Challenge: From the listing below, pull out the lines that hold "more".
--- Start Dataset content ---
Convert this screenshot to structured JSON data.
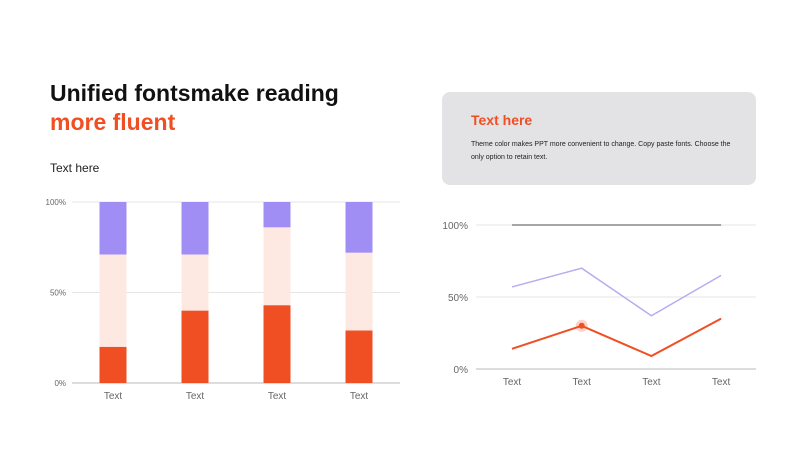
{
  "heading": {
    "line1": "Unified fontsmake reading",
    "line2": "more fluent",
    "subtext": "Text here"
  },
  "card": {
    "title": "Text here",
    "body": "Theme color makes PPT more convenient to change. Copy paste fonts. Choose the only option to retain text."
  },
  "colors": {
    "accent": "#f04e23",
    "light": "#fde9e2",
    "purple": "#a08ef5",
    "lavender": "#b9abf0",
    "gray": "#888888"
  },
  "chart_data": [
    {
      "type": "bar",
      "stacked": true,
      "categories": [
        "Text",
        "Text",
        "Text",
        "Text"
      ],
      "series": [
        {
          "values": [
            20,
            40,
            43,
            29
          ]
        },
        {
          "values": [
            51,
            31,
            43,
            43
          ]
        },
        {
          "values": [
            29,
            29,
            14,
            28
          ]
        }
      ],
      "ylim": [
        0,
        100
      ],
      "yticks": [
        "0%",
        "50%",
        "100%"
      ],
      "grid": true
    },
    {
      "type": "line",
      "categories": [
        "Text",
        "Text",
        "Text",
        "Text"
      ],
      "series": [
        {
          "values": [
            100,
            100,
            100,
            100
          ]
        },
        {
          "values": [
            57,
            70,
            37,
            65
          ]
        },
        {
          "values": [
            14,
            30,
            9,
            35
          ]
        }
      ],
      "highlight": {
        "series": 2,
        "index": 1
      },
      "ylim": [
        0,
        100
      ],
      "yticks": [
        "0%",
        "50%",
        "100%"
      ],
      "grid": true
    }
  ]
}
--- End Dataset content ---
Final result:
    "line2": "more fluent",
    "body": "Theme color makes PPT more convenient to change. Copy paste fonts. Choose the only option to retain text."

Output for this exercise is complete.